● Exercise directions: Search the material for the string "annan", then return every line where it is found.

* Begin Extracted material *

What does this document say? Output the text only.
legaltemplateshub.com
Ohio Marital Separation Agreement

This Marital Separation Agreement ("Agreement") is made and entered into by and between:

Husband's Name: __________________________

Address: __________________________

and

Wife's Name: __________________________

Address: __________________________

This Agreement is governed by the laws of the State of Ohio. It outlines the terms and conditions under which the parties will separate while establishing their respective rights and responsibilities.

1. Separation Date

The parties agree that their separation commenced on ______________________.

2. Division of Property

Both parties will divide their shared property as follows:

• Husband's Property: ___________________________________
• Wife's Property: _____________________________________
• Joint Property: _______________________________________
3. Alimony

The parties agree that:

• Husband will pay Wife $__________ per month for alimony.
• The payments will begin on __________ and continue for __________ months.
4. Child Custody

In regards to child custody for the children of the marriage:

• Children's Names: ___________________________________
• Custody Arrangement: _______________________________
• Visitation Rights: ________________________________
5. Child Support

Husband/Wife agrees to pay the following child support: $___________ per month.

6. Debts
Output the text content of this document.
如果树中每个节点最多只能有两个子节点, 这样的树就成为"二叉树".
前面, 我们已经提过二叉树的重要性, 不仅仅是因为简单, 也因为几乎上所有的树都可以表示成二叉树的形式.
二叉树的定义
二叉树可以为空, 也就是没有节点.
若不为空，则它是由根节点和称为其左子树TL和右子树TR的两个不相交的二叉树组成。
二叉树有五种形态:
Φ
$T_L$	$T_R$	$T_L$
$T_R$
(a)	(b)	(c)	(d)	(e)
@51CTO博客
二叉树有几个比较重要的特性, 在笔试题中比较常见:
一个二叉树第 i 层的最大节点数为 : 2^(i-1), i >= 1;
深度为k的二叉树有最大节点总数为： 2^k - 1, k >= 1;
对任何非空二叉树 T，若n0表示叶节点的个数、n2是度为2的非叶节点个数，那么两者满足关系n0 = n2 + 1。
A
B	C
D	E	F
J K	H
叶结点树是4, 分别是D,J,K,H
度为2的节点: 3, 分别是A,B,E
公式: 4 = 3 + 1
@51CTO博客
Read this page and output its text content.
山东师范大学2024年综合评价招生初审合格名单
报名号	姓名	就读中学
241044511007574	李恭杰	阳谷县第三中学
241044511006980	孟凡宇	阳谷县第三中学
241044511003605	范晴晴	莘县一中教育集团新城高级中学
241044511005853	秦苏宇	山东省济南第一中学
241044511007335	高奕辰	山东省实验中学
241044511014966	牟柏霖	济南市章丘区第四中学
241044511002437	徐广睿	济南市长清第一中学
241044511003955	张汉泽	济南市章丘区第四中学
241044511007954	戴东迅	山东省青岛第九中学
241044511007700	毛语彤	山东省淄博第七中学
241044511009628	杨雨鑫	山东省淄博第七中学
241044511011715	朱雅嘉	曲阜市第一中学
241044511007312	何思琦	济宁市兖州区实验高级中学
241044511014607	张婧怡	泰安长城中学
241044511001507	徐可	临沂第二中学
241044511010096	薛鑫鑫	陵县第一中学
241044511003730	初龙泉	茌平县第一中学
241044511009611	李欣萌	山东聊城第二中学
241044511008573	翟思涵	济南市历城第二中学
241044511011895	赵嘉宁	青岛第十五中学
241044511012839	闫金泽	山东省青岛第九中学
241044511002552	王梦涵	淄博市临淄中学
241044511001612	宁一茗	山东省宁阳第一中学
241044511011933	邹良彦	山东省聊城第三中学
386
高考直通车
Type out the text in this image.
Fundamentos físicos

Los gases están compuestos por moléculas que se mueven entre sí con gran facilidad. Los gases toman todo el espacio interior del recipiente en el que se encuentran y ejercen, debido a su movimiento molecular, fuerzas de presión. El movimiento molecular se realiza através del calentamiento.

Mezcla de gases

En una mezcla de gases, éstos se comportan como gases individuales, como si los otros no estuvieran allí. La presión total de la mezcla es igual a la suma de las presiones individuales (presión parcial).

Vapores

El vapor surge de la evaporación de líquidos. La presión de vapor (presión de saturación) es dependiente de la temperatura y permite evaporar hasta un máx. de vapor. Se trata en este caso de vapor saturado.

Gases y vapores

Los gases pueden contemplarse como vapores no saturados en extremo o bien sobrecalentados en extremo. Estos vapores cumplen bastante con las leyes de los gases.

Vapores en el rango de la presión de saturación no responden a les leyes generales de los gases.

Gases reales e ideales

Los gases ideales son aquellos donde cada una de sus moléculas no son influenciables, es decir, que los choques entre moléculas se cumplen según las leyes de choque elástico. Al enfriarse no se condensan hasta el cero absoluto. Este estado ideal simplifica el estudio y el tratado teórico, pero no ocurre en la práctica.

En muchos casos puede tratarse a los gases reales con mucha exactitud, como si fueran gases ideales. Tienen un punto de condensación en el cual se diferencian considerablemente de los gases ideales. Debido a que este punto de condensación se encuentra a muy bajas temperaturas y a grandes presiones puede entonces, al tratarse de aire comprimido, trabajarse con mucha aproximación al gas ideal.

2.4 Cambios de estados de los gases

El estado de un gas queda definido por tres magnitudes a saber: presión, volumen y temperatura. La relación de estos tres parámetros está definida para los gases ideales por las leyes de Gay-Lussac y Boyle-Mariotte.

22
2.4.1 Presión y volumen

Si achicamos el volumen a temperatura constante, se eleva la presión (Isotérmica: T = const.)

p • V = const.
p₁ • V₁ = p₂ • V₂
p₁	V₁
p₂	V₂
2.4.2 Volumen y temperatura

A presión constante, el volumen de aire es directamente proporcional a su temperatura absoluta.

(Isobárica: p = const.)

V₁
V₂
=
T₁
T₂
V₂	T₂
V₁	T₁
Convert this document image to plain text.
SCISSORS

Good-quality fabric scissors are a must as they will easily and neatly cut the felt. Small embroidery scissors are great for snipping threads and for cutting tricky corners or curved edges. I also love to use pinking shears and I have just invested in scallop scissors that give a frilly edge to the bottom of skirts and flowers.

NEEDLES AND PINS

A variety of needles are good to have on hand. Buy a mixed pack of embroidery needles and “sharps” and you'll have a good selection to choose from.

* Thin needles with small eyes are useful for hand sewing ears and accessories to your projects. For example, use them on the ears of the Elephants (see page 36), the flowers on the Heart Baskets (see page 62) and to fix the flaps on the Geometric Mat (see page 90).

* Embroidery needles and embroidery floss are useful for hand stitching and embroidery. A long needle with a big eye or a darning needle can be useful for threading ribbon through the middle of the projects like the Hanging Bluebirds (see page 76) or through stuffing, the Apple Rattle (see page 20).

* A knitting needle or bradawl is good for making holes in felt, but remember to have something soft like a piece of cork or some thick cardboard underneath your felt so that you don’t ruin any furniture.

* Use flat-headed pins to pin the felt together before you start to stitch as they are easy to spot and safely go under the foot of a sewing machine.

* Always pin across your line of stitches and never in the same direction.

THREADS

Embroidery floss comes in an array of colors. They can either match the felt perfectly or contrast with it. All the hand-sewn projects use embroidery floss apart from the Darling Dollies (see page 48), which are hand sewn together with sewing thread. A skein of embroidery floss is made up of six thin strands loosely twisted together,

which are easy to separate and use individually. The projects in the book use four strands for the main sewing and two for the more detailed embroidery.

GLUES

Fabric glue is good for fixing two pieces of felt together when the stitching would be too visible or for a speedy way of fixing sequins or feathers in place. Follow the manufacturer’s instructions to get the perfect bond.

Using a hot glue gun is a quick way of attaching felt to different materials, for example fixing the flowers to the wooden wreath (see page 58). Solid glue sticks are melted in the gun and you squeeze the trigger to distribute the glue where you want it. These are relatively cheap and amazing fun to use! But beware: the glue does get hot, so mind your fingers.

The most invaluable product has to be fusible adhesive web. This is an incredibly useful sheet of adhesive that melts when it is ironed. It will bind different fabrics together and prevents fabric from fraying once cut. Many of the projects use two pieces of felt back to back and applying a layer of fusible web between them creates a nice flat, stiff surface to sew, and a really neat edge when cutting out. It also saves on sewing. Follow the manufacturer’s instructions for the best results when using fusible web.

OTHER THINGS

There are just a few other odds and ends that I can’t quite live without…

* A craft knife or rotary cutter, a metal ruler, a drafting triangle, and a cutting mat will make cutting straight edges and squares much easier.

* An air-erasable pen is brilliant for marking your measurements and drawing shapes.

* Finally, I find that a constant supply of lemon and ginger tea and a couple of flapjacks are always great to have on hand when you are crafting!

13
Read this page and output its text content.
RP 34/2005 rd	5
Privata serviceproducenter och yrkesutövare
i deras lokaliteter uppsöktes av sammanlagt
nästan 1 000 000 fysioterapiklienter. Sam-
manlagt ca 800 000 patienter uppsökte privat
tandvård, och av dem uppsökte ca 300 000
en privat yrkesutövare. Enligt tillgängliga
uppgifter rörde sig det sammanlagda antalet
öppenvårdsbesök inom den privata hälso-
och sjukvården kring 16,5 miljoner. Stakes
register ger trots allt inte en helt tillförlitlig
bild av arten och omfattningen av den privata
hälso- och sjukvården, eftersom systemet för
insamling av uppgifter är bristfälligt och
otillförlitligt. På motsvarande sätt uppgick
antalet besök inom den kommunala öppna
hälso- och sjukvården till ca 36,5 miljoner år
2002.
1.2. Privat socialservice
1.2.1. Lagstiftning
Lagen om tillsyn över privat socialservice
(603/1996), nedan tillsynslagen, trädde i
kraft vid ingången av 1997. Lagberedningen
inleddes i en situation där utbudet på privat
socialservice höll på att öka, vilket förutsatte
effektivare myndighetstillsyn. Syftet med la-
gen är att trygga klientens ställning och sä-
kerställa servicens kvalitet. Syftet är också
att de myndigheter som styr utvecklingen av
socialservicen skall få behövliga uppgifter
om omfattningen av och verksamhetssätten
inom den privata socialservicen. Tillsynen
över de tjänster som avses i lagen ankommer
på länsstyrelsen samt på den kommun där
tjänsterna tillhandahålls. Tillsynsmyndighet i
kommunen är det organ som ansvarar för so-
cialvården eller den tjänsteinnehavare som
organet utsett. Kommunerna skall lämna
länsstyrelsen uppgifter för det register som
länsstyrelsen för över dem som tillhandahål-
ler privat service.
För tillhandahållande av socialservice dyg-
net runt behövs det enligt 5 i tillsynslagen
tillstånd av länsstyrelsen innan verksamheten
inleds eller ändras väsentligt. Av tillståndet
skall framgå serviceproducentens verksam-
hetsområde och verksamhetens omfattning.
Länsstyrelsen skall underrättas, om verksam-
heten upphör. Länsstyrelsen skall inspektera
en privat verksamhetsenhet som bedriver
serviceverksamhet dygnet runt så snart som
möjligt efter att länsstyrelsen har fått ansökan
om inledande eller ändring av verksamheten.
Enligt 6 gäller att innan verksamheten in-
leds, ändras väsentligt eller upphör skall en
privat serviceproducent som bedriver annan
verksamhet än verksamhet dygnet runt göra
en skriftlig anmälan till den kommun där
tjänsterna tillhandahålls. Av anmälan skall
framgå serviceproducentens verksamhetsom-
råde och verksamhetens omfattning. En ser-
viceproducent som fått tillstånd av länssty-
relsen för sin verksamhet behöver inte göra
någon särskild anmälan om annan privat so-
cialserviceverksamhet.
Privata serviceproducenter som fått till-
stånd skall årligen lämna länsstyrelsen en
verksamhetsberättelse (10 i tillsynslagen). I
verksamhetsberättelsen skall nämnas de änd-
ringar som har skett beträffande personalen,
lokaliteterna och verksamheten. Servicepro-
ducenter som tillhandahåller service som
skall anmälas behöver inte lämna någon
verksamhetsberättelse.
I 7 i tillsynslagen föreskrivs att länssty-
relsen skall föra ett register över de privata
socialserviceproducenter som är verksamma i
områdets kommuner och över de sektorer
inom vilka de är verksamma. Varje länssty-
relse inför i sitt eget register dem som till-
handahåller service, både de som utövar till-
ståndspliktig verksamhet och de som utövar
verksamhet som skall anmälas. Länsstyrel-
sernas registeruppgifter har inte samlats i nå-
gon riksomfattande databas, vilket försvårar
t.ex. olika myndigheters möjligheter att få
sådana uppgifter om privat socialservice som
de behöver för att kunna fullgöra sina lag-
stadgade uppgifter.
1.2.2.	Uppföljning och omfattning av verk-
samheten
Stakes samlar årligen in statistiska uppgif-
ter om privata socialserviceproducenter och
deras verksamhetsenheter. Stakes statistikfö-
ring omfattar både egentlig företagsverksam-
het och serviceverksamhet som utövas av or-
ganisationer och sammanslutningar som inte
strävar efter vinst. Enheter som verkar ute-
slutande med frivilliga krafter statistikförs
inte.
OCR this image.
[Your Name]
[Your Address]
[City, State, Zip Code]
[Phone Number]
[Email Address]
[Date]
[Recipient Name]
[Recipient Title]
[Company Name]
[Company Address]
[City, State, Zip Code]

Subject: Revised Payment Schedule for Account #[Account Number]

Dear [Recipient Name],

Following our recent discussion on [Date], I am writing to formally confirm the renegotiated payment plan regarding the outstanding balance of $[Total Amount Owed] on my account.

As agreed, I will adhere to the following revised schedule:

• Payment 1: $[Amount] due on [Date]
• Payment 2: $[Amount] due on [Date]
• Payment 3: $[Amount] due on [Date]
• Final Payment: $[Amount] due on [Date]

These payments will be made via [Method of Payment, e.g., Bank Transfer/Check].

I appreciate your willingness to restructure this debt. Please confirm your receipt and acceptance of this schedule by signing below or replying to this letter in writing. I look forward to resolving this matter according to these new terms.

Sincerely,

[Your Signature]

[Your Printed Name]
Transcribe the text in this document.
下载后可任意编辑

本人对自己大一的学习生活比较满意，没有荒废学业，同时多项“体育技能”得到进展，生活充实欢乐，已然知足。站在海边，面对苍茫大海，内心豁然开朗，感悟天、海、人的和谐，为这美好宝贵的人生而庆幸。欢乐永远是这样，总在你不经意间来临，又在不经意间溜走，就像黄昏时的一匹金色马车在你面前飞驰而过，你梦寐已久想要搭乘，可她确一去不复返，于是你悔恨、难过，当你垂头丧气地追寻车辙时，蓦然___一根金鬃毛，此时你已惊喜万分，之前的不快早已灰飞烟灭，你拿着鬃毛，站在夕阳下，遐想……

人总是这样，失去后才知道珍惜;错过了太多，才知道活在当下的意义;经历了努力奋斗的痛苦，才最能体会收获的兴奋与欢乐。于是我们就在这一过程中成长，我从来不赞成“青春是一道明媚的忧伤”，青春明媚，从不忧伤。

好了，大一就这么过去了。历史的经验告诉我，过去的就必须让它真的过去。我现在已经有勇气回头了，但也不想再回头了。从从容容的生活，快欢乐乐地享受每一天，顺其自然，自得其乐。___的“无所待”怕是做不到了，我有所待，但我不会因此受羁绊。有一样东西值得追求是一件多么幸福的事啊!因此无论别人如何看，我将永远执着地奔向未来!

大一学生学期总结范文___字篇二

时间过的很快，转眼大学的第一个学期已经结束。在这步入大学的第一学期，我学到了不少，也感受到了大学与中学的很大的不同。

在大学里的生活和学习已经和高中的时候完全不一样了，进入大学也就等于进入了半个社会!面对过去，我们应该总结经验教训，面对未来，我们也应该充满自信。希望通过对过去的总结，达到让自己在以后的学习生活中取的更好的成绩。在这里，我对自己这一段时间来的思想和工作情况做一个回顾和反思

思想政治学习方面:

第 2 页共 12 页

* End Extracted material *

● Exercise answer:
privat serviceproducent som bedriver annan
någon särskild anmälan om annan privat so-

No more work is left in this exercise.